**Raw data**
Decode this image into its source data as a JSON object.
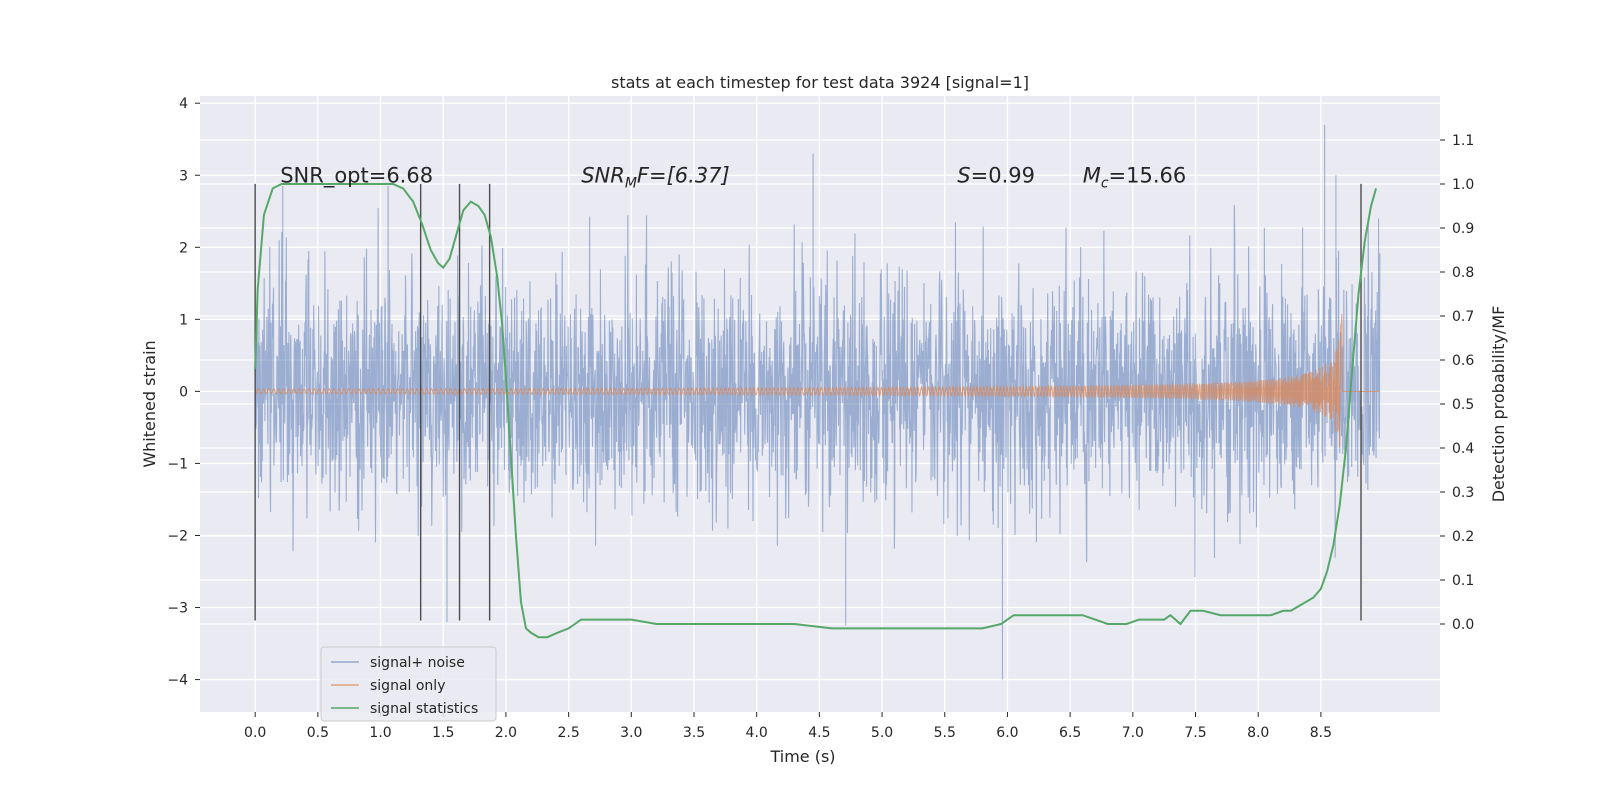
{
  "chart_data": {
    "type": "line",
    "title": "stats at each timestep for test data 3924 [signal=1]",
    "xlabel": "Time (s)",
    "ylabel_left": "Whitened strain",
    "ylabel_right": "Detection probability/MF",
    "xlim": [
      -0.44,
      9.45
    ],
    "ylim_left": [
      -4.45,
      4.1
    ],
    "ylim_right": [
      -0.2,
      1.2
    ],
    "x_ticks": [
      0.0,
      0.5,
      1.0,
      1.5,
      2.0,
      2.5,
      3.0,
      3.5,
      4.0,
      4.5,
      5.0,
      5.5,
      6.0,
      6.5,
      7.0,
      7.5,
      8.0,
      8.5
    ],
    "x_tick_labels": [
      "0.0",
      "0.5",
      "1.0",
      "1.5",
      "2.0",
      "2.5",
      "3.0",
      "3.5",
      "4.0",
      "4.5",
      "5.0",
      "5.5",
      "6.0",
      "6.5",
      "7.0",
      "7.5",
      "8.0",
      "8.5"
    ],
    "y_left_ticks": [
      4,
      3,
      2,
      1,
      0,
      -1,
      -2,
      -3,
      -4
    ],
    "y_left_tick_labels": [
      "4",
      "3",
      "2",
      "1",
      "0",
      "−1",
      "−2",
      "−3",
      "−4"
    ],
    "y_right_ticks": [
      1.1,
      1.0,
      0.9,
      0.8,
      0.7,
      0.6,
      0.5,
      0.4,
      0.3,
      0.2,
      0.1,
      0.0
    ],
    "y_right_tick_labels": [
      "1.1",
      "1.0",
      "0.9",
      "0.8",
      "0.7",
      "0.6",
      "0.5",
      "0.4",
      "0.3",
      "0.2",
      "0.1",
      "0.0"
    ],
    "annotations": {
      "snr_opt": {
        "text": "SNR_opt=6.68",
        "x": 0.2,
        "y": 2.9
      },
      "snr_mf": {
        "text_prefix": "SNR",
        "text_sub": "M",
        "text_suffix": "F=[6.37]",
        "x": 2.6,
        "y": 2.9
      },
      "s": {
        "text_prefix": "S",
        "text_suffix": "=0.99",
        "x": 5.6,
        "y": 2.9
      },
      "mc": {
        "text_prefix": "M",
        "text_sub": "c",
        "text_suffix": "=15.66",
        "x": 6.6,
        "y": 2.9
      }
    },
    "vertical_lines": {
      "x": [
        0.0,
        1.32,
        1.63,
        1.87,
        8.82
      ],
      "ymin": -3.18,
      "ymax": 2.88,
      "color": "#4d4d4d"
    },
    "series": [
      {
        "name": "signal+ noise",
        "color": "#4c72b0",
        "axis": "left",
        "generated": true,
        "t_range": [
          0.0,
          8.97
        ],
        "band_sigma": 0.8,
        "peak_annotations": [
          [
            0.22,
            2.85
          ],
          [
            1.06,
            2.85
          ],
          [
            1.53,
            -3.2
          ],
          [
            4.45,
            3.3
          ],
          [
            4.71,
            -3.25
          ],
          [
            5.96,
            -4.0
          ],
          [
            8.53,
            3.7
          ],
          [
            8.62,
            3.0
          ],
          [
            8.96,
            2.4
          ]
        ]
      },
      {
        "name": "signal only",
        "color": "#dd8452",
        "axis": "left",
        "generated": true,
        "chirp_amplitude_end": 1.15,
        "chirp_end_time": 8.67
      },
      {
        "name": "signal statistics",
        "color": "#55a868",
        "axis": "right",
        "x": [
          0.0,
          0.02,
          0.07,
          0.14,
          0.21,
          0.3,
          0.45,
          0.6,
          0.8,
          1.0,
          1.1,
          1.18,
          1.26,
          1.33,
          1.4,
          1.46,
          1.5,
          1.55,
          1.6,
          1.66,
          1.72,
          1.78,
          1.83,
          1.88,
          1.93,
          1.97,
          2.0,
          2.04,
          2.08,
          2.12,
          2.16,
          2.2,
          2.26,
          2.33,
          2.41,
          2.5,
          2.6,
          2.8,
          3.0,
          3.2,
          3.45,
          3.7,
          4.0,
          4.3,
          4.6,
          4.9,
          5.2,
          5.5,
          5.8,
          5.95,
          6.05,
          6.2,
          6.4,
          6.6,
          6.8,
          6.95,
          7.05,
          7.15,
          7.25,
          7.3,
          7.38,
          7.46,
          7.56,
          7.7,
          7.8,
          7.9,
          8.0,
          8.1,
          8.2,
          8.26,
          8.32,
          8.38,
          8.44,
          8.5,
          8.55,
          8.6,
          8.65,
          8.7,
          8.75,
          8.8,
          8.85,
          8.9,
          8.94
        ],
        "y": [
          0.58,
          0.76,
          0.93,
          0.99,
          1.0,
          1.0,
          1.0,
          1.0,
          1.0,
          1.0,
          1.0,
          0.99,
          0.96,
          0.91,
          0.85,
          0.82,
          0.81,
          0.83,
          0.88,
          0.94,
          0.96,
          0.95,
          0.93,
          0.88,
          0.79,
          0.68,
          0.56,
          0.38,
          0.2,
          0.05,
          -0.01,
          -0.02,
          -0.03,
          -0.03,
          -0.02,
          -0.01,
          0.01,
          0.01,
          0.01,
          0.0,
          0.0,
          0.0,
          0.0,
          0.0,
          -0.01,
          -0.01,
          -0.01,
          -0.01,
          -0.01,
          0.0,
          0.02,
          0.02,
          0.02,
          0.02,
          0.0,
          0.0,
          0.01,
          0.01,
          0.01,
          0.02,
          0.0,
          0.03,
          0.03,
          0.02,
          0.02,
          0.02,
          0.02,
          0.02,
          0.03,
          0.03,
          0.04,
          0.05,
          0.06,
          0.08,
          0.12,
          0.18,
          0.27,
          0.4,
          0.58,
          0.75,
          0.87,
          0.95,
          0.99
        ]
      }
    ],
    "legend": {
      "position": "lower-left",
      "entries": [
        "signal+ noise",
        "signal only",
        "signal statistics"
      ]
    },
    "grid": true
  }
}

**Written problem**
Reproduce the full listing above verbatim, with no pictures included.

**Solution for this exercise**
Decode this image into its source data as a JSON object.
{
  "chart_data": {
    "type": "line",
    "title": "stats at each timestep for test data 3924 [signal=1]",
    "xlabel": "Time (s)",
    "ylabel_left": "Whitened strain",
    "ylabel_right": "Detection probability/MF",
    "xlim": [
      -0.44,
      9.45
    ],
    "ylim_left": [
      -4.45,
      4.1
    ],
    "ylim_right": [
      -0.2,
      1.2
    ],
    "x_ticks": [
      0.0,
      0.5,
      1.0,
      1.5,
      2.0,
      2.5,
      3.0,
      3.5,
      4.0,
      4.5,
      5.0,
      5.5,
      6.0,
      6.5,
      7.0,
      7.5,
      8.0,
      8.5
    ],
    "x_tick_labels": [
      "0.0",
      "0.5",
      "1.0",
      "1.5",
      "2.0",
      "2.5",
      "3.0",
      "3.5",
      "4.0",
      "4.5",
      "5.0",
      "5.5",
      "6.0",
      "6.5",
      "7.0",
      "7.5",
      "8.0",
      "8.5"
    ],
    "y_left_ticks": [
      4,
      3,
      2,
      1,
      0,
      -1,
      -2,
      -3,
      -4
    ],
    "y_left_tick_labels": [
      "4",
      "3",
      "2",
      "1",
      "0",
      "−1",
      "−2",
      "−3",
      "−4"
    ],
    "y_right_ticks": [
      1.1,
      1.0,
      0.9,
      0.8,
      0.7,
      0.6,
      0.5,
      0.4,
      0.3,
      0.2,
      0.1,
      0.0
    ],
    "y_right_tick_labels": [
      "1.1",
      "1.0",
      "0.9",
      "0.8",
      "0.7",
      "0.6",
      "0.5",
      "0.4",
      "0.3",
      "0.2",
      "0.1",
      "0.0"
    ],
    "annotations": {
      "snr_opt": {
        "text": "SNR_opt=6.68",
        "x": 0.2,
        "y": 2.9
      },
      "snr_mf": {
        "text_prefix": "SNR",
        "text_sub": "M",
        "text_suffix": "F=[6.37]",
        "x": 2.6,
        "y": 2.9
      },
      "s": {
        "text_prefix": "S",
        "text_suffix": "=0.99",
        "x": 5.6,
        "y": 2.9
      },
      "mc": {
        "text_prefix": "M",
        "text_sub": "c",
        "text_suffix": "=15.66",
        "x": 6.6,
        "y": 2.9
      }
    },
    "vertical_lines": {
      "x": [
        0.0,
        1.32,
        1.63,
        1.87,
        8.82
      ],
      "ymin": -3.18,
      "ymax": 2.88,
      "color": "#4d4d4d"
    },
    "series": [
      {
        "name": "signal+ noise",
        "color": "#4c72b0",
        "axis": "left",
        "generated": true,
        "t_range": [
          0.0,
          8.97
        ],
        "band_sigma": 0.8,
        "peak_annotations": [
          [
            0.22,
            2.85
          ],
          [
            1.06,
            2.85
          ],
          [
            1.53,
            -3.2
          ],
          [
            4.45,
            3.3
          ],
          [
            4.71,
            -3.25
          ],
          [
            5.96,
            -4.0
          ],
          [
            8.53,
            3.7
          ],
          [
            8.62,
            3.0
          ],
          [
            8.96,
            2.4
          ]
        ]
      },
      {
        "name": "signal only",
        "color": "#dd8452",
        "axis": "left",
        "generated": true,
        "chirp_amplitude_end": 1.15,
        "chirp_end_time": 8.67
      },
      {
        "name": "signal statistics",
        "color": "#55a868",
        "axis": "right",
        "x": [
          0.0,
          0.02,
          0.07,
          0.14,
          0.21,
          0.3,
          0.45,
          0.6,
          0.8,
          1.0,
          1.1,
          1.18,
          1.26,
          1.33,
          1.4,
          1.46,
          1.5,
          1.55,
          1.6,
          1.66,
          1.72,
          1.78,
          1.83,
          1.88,
          1.93,
          1.97,
          2.0,
          2.04,
          2.08,
          2.12,
          2.16,
          2.2,
          2.26,
          2.33,
          2.41,
          2.5,
          2.6,
          2.8,
          3.0,
          3.2,
          3.45,
          3.7,
          4.0,
          4.3,
          4.6,
          4.9,
          5.2,
          5.5,
          5.8,
          5.95,
          6.05,
          6.2,
          6.4,
          6.6,
          6.8,
          6.95,
          7.05,
          7.15,
          7.25,
          7.3,
          7.38,
          7.46,
          7.56,
          7.7,
          7.8,
          7.9,
          8.0,
          8.1,
          8.2,
          8.26,
          8.32,
          8.38,
          8.44,
          8.5,
          8.55,
          8.6,
          8.65,
          8.7,
          8.75,
          8.8,
          8.85,
          8.9,
          8.94
        ],
        "y": [
          0.58,
          0.76,
          0.93,
          0.99,
          1.0,
          1.0,
          1.0,
          1.0,
          1.0,
          1.0,
          1.0,
          0.99,
          0.96,
          0.91,
          0.85,
          0.82,
          0.81,
          0.83,
          0.88,
          0.94,
          0.96,
          0.95,
          0.93,
          0.88,
          0.79,
          0.68,
          0.56,
          0.38,
          0.2,
          0.05,
          -0.01,
          -0.02,
          -0.03,
          -0.03,
          -0.02,
          -0.01,
          0.01,
          0.01,
          0.01,
          0.0,
          0.0,
          0.0,
          0.0,
          0.0,
          -0.01,
          -0.01,
          -0.01,
          -0.01,
          -0.01,
          0.0,
          0.02,
          0.02,
          0.02,
          0.02,
          0.0,
          0.0,
          0.01,
          0.01,
          0.01,
          0.02,
          0.0,
          0.03,
          0.03,
          0.02,
          0.02,
          0.02,
          0.02,
          0.02,
          0.03,
          0.03,
          0.04,
          0.05,
          0.06,
          0.08,
          0.12,
          0.18,
          0.27,
          0.4,
          0.58,
          0.75,
          0.87,
          0.95,
          0.99
        ]
      }
    ],
    "legend": {
      "position": "lower-left",
      "entries": [
        "signal+ noise",
        "signal only",
        "signal statistics"
      ]
    },
    "grid": true
  }
}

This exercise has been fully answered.